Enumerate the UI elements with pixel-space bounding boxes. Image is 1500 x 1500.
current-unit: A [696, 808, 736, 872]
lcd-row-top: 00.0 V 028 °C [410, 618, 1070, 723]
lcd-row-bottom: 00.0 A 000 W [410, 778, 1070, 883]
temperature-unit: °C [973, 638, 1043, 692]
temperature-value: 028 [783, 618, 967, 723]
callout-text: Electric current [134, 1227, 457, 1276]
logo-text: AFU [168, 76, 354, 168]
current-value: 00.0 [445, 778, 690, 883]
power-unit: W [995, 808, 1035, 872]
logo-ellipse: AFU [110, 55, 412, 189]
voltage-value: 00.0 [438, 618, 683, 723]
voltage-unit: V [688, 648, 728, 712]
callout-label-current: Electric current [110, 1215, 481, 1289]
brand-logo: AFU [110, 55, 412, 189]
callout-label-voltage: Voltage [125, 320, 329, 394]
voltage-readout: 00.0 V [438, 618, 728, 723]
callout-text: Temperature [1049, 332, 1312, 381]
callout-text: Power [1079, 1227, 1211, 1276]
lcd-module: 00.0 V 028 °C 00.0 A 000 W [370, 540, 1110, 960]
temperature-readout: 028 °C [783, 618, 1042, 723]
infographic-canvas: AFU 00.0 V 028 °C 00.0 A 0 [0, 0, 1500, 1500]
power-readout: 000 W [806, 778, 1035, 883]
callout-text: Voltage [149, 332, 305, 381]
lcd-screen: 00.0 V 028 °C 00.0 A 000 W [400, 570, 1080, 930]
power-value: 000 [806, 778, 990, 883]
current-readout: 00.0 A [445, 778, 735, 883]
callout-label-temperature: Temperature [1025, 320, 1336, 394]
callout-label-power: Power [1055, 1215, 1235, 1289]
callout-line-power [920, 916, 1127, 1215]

• **Task directions**
Copy the data above word for word, keeping every line the same.

• **Worked answer**
Enumerate the UI elements with pixel-space bounding boxes. Image is 1500 x 1500.
current-unit: A [696, 808, 736, 872]
lcd-row-top: 00.0 V 028 °C [410, 618, 1070, 723]
lcd-row-bottom: 00.0 A 000 W [410, 778, 1070, 883]
temperature-unit: °C [973, 638, 1043, 692]
temperature-value: 028 [783, 618, 967, 723]
callout-text: Electric current [134, 1227, 457, 1276]
logo-text: AFU [168, 76, 354, 168]
current-value: 00.0 [445, 778, 690, 883]
power-unit: W [995, 808, 1035, 872]
logo-ellipse: AFU [110, 55, 412, 189]
voltage-value: 00.0 [438, 618, 683, 723]
voltage-unit: V [688, 648, 728, 712]
callout-label-current: Electric current [110, 1215, 481, 1289]
brand-logo: AFU [110, 55, 412, 189]
callout-label-voltage: Voltage [125, 320, 329, 394]
voltage-readout: 00.0 V [438, 618, 728, 723]
callout-text: Temperature [1049, 332, 1312, 381]
callout-text: Power [1079, 1227, 1211, 1276]
lcd-module: 00.0 V 028 °C 00.0 A 000 W [370, 540, 1110, 960]
temperature-readout: 028 °C [783, 618, 1042, 723]
infographic-canvas: AFU 00.0 V 028 °C 00.0 A 0 [0, 0, 1500, 1500]
power-readout: 000 W [806, 778, 1035, 883]
callout-text: Voltage [149, 332, 305, 381]
lcd-screen: 00.0 V 028 °C 00.0 A 000 W [400, 570, 1080, 930]
power-value: 000 [806, 778, 990, 883]
current-readout: 00.0 A [445, 778, 735, 883]
callout-label-temperature: Temperature [1025, 320, 1336, 394]
callout-label-power: Power [1055, 1215, 1235, 1289]
callout-line-power [920, 916, 1127, 1215]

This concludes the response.